### The problem
Lift out all lines below that contain "英ポンド".

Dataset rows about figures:
****************************************

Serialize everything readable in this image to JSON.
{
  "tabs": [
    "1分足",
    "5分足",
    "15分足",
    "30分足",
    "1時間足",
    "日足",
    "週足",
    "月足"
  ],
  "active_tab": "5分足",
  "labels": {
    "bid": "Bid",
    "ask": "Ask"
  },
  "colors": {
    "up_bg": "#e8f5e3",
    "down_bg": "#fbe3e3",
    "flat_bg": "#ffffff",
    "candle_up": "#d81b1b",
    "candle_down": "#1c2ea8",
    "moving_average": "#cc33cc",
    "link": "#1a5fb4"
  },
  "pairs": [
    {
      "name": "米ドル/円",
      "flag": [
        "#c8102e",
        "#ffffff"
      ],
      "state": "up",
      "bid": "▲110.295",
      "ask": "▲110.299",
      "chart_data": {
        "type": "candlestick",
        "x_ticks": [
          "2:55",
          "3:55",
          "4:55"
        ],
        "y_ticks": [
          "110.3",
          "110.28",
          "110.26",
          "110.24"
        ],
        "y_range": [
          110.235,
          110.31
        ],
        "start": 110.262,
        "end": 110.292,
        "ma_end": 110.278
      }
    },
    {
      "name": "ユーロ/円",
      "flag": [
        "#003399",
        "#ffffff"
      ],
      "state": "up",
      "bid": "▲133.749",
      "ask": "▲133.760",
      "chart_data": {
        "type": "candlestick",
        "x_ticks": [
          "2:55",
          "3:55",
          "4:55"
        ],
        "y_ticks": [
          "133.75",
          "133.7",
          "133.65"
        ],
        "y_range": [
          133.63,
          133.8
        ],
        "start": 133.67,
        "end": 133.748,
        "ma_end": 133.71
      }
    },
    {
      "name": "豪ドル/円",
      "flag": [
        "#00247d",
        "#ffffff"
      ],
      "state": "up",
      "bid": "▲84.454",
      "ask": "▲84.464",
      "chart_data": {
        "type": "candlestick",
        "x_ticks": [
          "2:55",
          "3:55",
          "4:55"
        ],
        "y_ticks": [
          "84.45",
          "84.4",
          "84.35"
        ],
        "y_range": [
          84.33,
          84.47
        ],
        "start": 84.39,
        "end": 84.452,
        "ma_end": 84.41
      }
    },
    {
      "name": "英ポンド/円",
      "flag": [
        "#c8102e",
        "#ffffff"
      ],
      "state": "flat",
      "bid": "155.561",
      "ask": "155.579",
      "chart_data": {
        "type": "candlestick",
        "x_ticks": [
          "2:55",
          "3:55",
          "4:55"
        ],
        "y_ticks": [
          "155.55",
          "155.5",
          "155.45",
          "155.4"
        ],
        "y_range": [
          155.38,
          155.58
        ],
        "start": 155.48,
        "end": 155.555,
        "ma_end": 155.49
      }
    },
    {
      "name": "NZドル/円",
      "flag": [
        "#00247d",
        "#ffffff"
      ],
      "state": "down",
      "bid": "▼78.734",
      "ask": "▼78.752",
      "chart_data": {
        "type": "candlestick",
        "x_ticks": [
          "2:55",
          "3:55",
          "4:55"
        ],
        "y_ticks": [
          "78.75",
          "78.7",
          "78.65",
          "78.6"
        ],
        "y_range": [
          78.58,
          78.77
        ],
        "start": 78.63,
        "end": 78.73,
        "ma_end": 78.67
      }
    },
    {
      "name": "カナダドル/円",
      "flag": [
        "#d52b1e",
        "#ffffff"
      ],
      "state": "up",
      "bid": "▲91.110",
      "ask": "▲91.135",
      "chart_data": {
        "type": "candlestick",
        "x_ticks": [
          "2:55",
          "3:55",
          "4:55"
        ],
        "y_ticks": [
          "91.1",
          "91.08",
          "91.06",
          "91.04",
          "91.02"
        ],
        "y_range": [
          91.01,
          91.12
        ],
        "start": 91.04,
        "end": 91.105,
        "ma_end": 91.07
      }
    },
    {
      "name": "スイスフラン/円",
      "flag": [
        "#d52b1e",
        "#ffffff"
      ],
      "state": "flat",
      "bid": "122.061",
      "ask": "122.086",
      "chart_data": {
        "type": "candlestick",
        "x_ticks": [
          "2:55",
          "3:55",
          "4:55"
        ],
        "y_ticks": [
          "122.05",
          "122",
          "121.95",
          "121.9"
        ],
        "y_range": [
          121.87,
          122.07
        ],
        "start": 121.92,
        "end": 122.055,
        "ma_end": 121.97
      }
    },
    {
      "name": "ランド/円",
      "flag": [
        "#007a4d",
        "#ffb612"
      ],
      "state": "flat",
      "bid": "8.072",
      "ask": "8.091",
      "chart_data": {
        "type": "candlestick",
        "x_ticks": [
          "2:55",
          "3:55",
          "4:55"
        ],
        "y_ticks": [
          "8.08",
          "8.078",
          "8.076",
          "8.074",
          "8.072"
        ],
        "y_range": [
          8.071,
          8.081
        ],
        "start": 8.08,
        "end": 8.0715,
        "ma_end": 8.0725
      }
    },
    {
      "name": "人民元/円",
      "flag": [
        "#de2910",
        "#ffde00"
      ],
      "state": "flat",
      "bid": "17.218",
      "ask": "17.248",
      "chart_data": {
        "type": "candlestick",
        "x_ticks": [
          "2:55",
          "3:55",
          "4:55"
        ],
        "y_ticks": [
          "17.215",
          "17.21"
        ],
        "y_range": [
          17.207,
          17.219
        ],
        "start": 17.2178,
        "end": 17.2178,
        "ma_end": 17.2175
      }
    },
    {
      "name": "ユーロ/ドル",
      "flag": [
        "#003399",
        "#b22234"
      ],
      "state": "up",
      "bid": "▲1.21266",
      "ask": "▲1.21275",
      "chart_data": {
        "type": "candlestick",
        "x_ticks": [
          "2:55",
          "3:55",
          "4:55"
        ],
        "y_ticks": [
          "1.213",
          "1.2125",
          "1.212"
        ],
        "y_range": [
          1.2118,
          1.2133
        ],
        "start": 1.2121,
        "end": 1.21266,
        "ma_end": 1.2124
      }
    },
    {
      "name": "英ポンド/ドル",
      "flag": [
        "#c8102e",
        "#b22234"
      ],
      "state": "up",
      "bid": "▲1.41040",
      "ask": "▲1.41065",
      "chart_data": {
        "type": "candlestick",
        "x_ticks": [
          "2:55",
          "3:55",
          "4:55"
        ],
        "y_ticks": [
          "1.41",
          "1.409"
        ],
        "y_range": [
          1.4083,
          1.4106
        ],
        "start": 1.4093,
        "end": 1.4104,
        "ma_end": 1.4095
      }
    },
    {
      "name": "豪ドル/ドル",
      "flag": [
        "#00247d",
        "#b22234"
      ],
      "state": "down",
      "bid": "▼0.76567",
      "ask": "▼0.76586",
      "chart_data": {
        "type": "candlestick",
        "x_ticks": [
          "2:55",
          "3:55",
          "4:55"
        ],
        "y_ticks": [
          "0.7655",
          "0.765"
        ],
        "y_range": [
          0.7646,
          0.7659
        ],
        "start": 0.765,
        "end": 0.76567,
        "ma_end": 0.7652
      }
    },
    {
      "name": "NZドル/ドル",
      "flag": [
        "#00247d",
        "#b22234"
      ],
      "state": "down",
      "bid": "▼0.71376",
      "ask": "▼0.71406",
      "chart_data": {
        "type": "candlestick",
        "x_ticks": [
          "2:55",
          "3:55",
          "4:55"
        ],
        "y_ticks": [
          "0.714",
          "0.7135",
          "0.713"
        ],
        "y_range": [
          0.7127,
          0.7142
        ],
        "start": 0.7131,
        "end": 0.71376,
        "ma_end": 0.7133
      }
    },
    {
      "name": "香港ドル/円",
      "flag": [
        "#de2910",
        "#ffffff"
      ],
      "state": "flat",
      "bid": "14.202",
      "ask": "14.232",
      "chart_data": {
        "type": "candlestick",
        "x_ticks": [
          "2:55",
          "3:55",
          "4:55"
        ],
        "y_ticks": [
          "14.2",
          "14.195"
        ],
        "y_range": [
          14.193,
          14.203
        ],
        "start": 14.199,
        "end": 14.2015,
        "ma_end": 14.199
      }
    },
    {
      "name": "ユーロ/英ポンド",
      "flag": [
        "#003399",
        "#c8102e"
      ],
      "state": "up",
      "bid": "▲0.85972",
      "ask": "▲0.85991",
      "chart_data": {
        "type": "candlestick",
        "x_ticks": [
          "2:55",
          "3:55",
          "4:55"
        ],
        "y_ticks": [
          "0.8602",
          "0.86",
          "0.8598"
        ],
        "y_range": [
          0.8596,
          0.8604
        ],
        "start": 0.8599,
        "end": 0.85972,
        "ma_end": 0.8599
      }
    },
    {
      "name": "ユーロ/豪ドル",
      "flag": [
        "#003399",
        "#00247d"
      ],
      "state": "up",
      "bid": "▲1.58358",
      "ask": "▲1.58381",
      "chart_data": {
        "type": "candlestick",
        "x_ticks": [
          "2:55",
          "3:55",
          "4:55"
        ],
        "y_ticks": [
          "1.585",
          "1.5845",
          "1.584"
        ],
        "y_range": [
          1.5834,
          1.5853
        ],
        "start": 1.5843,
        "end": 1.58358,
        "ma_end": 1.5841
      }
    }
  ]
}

****************************************

### Response
      "name": "英ポンド/円",
      "name": "英ポンド/ドル",
      "name": "ユーロ/英ポンド",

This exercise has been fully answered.